== INFORMATION SUPPLIED ==

►

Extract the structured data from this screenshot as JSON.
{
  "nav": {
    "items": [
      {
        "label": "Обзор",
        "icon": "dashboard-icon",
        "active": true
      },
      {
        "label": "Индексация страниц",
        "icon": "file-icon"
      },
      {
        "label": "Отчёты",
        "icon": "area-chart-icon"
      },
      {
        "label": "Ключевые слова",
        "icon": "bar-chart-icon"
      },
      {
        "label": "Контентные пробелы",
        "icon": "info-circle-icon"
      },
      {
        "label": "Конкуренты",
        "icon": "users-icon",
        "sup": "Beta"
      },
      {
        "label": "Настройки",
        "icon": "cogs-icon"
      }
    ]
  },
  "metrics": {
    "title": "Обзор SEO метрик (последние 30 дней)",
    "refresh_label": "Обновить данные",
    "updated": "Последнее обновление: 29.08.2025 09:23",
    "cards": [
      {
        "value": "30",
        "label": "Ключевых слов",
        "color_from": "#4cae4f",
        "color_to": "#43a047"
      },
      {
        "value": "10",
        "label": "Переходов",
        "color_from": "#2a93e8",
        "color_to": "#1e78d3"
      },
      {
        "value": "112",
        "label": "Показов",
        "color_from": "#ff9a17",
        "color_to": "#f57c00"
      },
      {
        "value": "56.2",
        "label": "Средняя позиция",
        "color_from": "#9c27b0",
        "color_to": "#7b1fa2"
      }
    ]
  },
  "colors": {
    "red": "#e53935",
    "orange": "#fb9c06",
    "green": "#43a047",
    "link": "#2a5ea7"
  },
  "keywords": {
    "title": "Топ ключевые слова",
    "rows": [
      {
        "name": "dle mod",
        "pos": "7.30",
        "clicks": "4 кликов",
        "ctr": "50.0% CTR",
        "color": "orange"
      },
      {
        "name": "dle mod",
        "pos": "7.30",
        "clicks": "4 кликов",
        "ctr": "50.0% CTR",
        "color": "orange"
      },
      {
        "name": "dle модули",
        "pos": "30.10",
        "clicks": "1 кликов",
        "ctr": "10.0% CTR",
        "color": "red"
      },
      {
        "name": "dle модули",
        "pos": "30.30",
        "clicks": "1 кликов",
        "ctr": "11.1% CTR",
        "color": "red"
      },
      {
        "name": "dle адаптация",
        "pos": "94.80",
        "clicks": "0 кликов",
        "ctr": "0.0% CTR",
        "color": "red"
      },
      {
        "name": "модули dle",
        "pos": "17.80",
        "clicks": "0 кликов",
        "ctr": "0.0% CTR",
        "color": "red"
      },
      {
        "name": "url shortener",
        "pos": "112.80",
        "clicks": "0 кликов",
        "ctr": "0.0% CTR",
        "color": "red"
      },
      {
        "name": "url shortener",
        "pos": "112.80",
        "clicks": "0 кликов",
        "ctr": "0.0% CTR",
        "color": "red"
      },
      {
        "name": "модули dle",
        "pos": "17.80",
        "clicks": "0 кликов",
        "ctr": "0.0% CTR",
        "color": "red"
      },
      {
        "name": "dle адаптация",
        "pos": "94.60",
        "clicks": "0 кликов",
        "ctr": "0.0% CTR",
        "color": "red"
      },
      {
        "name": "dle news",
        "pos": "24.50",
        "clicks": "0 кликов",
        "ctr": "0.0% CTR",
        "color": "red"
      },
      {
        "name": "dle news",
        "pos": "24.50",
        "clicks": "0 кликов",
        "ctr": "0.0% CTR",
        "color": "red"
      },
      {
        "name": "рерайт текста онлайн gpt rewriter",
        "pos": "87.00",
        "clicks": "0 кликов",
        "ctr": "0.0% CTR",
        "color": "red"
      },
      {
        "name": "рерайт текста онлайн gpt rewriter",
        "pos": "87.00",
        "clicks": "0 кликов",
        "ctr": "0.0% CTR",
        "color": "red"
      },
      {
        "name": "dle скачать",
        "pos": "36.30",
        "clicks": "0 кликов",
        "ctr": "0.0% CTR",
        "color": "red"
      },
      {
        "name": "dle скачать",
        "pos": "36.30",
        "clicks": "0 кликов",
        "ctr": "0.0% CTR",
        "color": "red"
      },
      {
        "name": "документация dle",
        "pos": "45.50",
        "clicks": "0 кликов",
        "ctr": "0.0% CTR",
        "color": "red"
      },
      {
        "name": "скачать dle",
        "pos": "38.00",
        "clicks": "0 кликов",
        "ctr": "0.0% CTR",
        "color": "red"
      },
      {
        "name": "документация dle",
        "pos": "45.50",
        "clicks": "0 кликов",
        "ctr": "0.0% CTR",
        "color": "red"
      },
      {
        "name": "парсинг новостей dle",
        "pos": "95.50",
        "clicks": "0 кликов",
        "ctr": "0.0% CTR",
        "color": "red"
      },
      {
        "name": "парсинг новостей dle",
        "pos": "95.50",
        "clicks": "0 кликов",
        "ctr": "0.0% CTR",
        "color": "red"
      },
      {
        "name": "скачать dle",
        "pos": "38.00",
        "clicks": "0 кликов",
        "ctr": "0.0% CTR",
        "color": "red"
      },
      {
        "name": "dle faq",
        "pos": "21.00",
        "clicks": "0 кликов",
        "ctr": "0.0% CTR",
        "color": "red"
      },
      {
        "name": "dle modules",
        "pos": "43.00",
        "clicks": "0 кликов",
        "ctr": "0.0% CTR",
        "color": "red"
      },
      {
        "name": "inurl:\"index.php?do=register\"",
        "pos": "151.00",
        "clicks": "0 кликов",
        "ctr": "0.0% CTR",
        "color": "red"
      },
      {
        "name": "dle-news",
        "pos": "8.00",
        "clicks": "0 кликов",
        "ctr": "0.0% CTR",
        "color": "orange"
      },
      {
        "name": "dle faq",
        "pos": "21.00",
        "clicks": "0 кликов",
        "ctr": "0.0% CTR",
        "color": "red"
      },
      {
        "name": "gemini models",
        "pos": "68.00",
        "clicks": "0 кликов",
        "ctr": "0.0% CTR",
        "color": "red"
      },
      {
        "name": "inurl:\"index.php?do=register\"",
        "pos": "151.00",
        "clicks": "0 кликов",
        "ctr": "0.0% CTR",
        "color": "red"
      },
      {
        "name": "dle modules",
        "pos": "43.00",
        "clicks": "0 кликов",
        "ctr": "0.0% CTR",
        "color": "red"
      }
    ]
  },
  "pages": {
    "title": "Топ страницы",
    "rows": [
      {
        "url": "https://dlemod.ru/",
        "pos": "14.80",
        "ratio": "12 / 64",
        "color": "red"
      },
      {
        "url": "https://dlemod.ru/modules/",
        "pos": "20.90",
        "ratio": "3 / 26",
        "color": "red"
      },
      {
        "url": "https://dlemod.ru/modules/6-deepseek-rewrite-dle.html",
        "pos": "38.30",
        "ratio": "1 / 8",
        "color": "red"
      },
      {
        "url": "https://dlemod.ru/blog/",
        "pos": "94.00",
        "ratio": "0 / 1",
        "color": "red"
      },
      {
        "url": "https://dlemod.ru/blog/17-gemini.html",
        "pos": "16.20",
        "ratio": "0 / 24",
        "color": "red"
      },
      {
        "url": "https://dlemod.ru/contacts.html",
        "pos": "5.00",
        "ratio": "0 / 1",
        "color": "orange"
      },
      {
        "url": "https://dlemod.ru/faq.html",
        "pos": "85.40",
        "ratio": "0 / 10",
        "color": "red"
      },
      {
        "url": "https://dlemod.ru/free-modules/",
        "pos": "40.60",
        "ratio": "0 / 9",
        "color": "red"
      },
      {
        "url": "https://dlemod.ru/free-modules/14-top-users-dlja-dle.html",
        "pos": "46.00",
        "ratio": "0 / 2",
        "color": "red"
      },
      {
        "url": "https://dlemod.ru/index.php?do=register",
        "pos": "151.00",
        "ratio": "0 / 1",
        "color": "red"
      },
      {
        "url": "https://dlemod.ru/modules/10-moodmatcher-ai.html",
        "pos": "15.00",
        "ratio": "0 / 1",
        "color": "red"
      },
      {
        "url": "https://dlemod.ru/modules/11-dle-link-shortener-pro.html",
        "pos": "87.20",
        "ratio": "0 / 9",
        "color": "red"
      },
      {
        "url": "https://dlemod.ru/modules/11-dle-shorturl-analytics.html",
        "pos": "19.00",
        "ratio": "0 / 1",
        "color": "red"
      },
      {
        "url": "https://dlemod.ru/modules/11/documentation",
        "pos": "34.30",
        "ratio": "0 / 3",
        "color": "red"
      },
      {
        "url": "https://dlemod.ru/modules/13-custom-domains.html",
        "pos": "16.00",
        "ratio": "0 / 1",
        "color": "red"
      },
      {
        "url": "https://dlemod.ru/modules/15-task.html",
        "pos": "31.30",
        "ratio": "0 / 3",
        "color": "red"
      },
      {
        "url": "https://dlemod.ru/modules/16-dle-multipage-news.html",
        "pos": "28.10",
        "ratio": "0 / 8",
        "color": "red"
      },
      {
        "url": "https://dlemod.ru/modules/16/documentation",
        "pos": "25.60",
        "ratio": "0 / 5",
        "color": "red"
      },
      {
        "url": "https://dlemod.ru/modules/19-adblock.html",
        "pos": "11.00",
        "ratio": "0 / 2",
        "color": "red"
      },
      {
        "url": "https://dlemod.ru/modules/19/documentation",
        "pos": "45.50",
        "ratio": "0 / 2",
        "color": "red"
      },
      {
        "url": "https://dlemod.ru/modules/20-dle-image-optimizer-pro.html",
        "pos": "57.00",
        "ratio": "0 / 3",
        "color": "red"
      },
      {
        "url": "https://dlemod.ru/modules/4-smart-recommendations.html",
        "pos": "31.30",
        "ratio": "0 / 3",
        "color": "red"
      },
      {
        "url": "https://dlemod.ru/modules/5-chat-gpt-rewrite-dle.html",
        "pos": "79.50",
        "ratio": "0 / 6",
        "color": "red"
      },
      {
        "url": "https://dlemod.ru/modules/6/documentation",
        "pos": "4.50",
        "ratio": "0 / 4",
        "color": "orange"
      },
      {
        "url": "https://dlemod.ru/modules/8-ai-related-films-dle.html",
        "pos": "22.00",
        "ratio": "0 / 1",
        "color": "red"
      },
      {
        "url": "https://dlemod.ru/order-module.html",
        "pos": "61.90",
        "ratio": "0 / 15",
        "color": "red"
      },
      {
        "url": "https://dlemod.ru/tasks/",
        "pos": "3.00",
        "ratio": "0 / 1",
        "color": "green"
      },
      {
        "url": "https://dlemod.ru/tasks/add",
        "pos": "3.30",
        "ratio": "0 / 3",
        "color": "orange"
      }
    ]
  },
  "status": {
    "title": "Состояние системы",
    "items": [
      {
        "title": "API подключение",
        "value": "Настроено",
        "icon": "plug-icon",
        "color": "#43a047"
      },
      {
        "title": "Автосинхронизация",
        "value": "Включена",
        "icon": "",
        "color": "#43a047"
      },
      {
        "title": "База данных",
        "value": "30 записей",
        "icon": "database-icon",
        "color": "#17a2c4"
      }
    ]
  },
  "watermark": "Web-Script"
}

◄

Copy all lines from the material that contain "Обзор".

== RESULT ==
        "label": "Обзор",
    "title": "Обзор SEO метрик (последние 30 дней)",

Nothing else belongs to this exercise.